EXERCISE INSTRUCTIONS: The listing below is to be output in its exact form.

--- start DATA ROWS ---

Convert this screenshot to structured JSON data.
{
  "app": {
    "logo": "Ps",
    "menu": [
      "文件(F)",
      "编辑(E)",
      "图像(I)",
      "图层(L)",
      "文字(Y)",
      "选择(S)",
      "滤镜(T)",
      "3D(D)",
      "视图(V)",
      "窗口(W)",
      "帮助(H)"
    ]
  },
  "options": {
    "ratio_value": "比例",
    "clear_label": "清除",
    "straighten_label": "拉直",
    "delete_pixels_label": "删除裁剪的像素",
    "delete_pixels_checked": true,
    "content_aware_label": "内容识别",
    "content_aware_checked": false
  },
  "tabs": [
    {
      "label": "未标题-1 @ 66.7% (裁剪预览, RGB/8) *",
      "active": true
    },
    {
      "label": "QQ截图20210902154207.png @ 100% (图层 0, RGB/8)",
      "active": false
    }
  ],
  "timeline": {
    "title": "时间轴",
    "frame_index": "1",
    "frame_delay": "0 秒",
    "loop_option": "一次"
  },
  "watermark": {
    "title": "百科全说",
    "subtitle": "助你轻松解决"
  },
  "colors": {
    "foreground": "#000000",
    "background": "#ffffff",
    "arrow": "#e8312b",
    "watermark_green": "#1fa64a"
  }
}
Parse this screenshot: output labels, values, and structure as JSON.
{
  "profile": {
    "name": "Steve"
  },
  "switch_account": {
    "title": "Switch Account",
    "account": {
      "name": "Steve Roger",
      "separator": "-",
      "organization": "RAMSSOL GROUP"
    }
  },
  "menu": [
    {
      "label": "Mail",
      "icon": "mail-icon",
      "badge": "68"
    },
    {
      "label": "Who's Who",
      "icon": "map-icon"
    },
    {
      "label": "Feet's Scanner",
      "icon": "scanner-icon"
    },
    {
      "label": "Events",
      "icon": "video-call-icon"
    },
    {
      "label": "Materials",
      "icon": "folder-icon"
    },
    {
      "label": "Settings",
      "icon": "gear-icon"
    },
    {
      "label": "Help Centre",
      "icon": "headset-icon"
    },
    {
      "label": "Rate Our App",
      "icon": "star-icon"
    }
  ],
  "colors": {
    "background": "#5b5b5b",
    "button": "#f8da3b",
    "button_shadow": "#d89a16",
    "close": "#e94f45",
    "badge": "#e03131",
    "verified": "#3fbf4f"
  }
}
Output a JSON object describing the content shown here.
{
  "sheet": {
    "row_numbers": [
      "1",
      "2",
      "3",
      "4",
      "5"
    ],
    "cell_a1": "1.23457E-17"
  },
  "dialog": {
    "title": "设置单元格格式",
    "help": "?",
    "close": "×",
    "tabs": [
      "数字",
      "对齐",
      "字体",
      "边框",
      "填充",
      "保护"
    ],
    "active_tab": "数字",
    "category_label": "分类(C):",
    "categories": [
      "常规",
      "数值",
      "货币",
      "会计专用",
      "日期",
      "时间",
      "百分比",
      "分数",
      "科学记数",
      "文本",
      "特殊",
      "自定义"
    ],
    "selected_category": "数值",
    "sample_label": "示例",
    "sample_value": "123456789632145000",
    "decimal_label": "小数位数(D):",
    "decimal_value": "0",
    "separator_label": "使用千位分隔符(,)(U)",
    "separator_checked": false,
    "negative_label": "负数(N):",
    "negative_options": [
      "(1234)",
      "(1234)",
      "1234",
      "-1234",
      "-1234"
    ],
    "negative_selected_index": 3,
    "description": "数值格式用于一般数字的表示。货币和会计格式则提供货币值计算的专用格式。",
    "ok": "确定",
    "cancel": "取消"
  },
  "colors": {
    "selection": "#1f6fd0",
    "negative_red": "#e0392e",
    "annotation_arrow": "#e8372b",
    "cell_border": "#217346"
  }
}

--- end DATA ROWS ---

WRITTEN ANSWER:
Convert this screenshot to structured JSON data.
{
  "app": {
    "logo": "Ps",
    "menu": [
      "文件(F)",
      "编辑(E)",
      "图像(I)",
      "图层(L)",
      "文字(Y)",
      "选择(S)",
      "滤镜(T)",
      "3D(D)",
      "视图(V)",
      "窗口(W)",
      "帮助(H)"
    ]
  },
  "options": {
    "ratio_value": "比例",
    "clear_label": "清除",
    "straighten_label": "拉直",
    "delete_pixels_label": "删除裁剪的像素",
    "delete_pixels_checked": true,
    "content_aware_label": "内容识别",
    "content_aware_checked": false
  },
  "tabs": [
    {
      "label": "未标题-1 @ 66.7% (裁剪预览, RGB/8) *",
      "active": true
    },
    {
      "label": "QQ截图20210902154207.png @ 100% (图层 0, RGB/8)",
      "active": false
    }
  ],
  "timeline": {
    "title": "时间轴",
    "frame_index": "1",
    "frame_delay": "0 秒",
    "loop_option": "一次"
  },
  "watermark": {
    "title": "百科全说",
    "subtitle": "助你轻松解决"
  },
  "colors": {
    "foreground": "#000000",
    "background": "#ffffff",
    "arrow": "#e8312b",
    "watermark_green": "#1fa64a"
  }
}
Parse this screenshot: output labels, values, and structure as JSON.
{
  "profile": {
    "name": "Steve"
  },
  "switch_account": {
    "title": "Switch Account",
    "account": {
      "name": "Steve Roger",
      "separator": "-",
      "organization": "RAMSSOL GROUP"
    }
  },
  "menu": [
    {
      "label": "Mail",
      "icon": "mail-icon",
      "badge": "68"
    },
    {
      "label": "Who's Who",
      "icon": "map-icon"
    },
    {
      "label": "Feet's Scanner",
      "icon": "scanner-icon"
    },
    {
      "label": "Events",
      "icon": "video-call-icon"
    },
    {
      "label": "Materials",
      "icon": "folder-icon"
    },
    {
      "label": "Settings",
      "icon": "gear-icon"
    },
    {
      "label": "Help Centre",
      "icon": "headset-icon"
    },
    {
      "label": "Rate Our App",
      "icon": "star-icon"
    }
  ],
  "colors": {
    "background": "#5b5b5b",
    "button": "#f8da3b",
    "button_shadow": "#d89a16",
    "close": "#e94f45",
    "badge": "#e03131",
    "verified": "#3fbf4f"
  }
}
Output a JSON object describing the content shown here.
{
  "sheet": {
    "row_numbers": [
      "1",
      "2",
      "3",
      "4",
      "5"
    ],
    "cell_a1": "1.23457E-17"
  },
  "dialog": {
    "title": "设置单元格格式",
    "help": "?",
    "close": "×",
    "tabs": [
      "数字",
      "对齐",
      "字体",
      "边框",
      "填充",
      "保护"
    ],
    "active_tab": "数字",
    "category_label": "分类(C):",
    "categories": [
      "常规",
      "数值",
      "货币",
      "会计专用",
      "日期",
      "时间",
      "百分比",
      "分数",
      "科学记数",
      "文本",
      "特殊",
      "自定义"
    ],
    "selected_category": "数值",
    "sample_label": "示例",
    "sample_value": "123456789632145000",
    "decimal_label": "小数位数(D):",
    "decimal_value": "0",
    "separator_label": "使用千位分隔符(,)(U)",
    "separator_checked": false,
    "negative_label": "负数(N):",
    "negative_options": [
      "(1234)",
      "(1234)",
      "1234",
      "-1234",
      "-1234"
    ],
    "negative_selected_index": 3,
    "description": "数值格式用于一般数字的表示。货币和会计格式则提供货币值计算的专用格式。",
    "ok": "确定",
    "cancel": "取消"
  },
  "colors": {
    "selection": "#1f6fd0",
    "negative_red": "#e0392e",
    "annotation_arrow": "#e8372b",
    "cell_border": "#217346"
  }
}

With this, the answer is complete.